Records about charts and figures

* BEGIN *

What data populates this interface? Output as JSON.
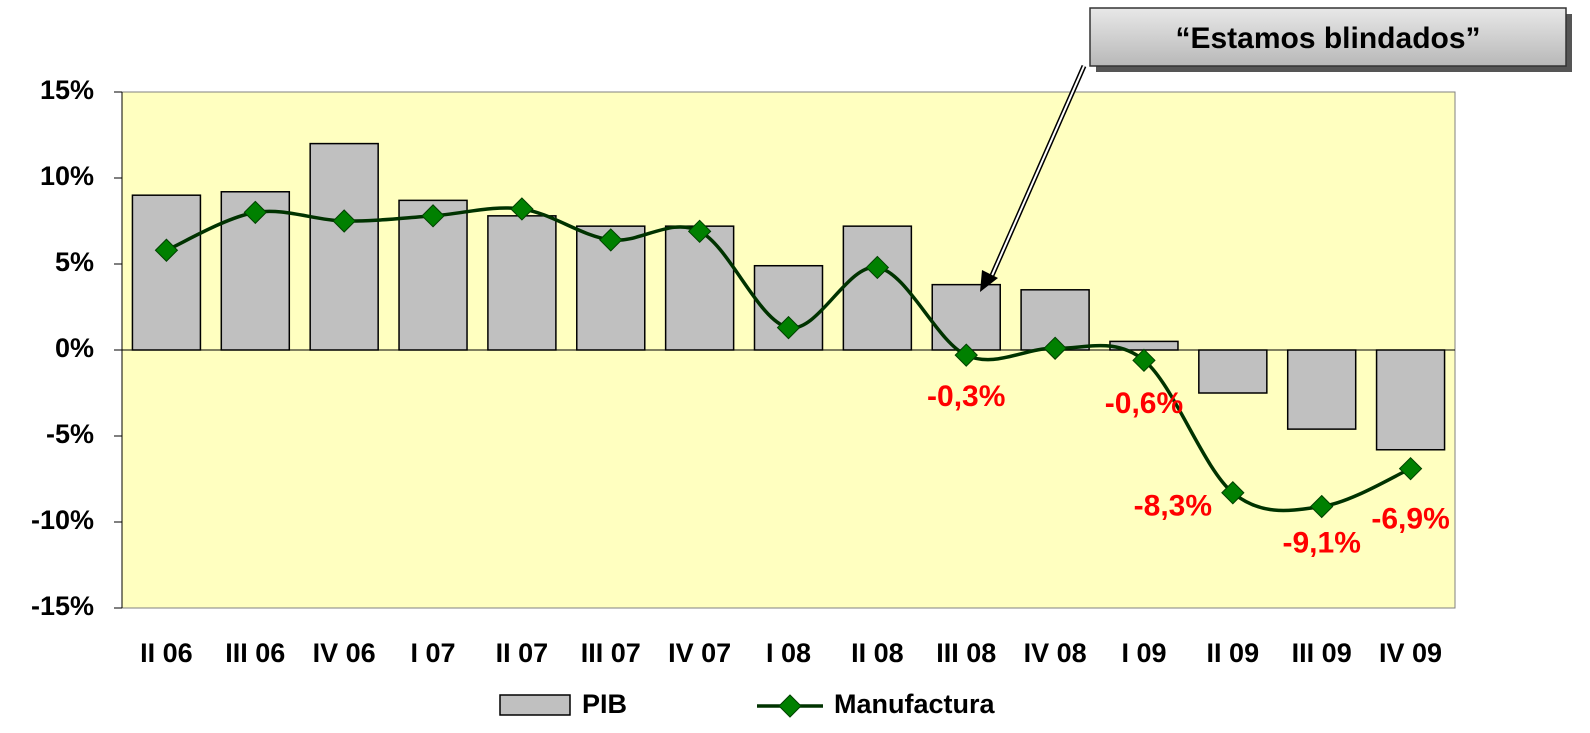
{
  "chart_data": {
    "type": "bar_line",
    "annotation": "“Estamos blindados”",
    "categories": [
      "II 06",
      "III 06",
      "IV 06",
      "I 07",
      "II 07",
      "III 07",
      "IV 07",
      "I 08",
      "II 08",
      "III 08",
      "IV 08",
      "I 09",
      "II 09",
      "III 09",
      "IV 09"
    ],
    "series": [
      {
        "name": "PIB",
        "type": "bar",
        "color": "#c0c0c0",
        "values": [
          9.0,
          9.2,
          12.0,
          8.7,
          7.8,
          7.2,
          7.2,
          4.9,
          7.2,
          3.8,
          3.5,
          0.5,
          -2.5,
          -4.6,
          -5.8
        ]
      },
      {
        "name": "Manufactura",
        "type": "line",
        "color": "#003300",
        "marker_color": "#008000",
        "values": [
          5.8,
          8.0,
          7.5,
          7.8,
          8.2,
          6.4,
          6.9,
          1.3,
          4.8,
          -0.3,
          0.1,
          -0.6,
          -8.3,
          -9.1,
          -6.9
        ],
        "value_labels": [
          null,
          null,
          null,
          null,
          null,
          null,
          null,
          null,
          null,
          "-0,3%",
          null,
          "-0,6%",
          "-8,3%",
          "-9,1%",
          "-6,9%"
        ]
      }
    ],
    "ylim": [
      -15,
      15
    ],
    "yticks": [
      {
        "value": -15,
        "label": "-15%"
      },
      {
        "value": -10,
        "label": "-10%"
      },
      {
        "value": -5,
        "label": "-5%"
      },
      {
        "value": 0,
        "label": "0%"
      },
      {
        "value": 5,
        "label": "5%"
      },
      {
        "value": 10,
        "label": "10%"
      },
      {
        "value": 15,
        "label": "15%"
      }
    ],
    "plot_background": "#ffffc0"
  }
}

* END *

▶ _EXERCISE PROMPT_
Restate the listing above word for word, and skip the pictures.

▶ _EXERCISE RESPONSE_
What data populates this interface? Output as JSON.
{
  "chart_data": {
    "type": "bar_line",
    "annotation": "“Estamos blindados”",
    "categories": [
      "II 06",
      "III 06",
      "IV 06",
      "I 07",
      "II 07",
      "III 07",
      "IV 07",
      "I 08",
      "II 08",
      "III 08",
      "IV 08",
      "I 09",
      "II 09",
      "III 09",
      "IV 09"
    ],
    "series": [
      {
        "name": "PIB",
        "type": "bar",
        "color": "#c0c0c0",
        "values": [
          9.0,
          9.2,
          12.0,
          8.7,
          7.8,
          7.2,
          7.2,
          4.9,
          7.2,
          3.8,
          3.5,
          0.5,
          -2.5,
          -4.6,
          -5.8
        ]
      },
      {
        "name": "Manufactura",
        "type": "line",
        "color": "#003300",
        "marker_color": "#008000",
        "values": [
          5.8,
          8.0,
          7.5,
          7.8,
          8.2,
          6.4,
          6.9,
          1.3,
          4.8,
          -0.3,
          0.1,
          -0.6,
          -8.3,
          -9.1,
          -6.9
        ],
        "value_labels": [
          null,
          null,
          null,
          null,
          null,
          null,
          null,
          null,
          null,
          "-0,3%",
          null,
          "-0,6%",
          "-8,3%",
          "-9,1%",
          "-6,9%"
        ]
      }
    ],
    "ylim": [
      -15,
      15
    ],
    "yticks": [
      {
        "value": -15,
        "label": "-15%"
      },
      {
        "value": -10,
        "label": "-10%"
      },
      {
        "value": -5,
        "label": "-5%"
      },
      {
        "value": 0,
        "label": "0%"
      },
      {
        "value": 5,
        "label": "5%"
      },
      {
        "value": 10,
        "label": "10%"
      },
      {
        "value": 15,
        "label": "15%"
      }
    ],
    "plot_background": "#ffffc0"
  }
}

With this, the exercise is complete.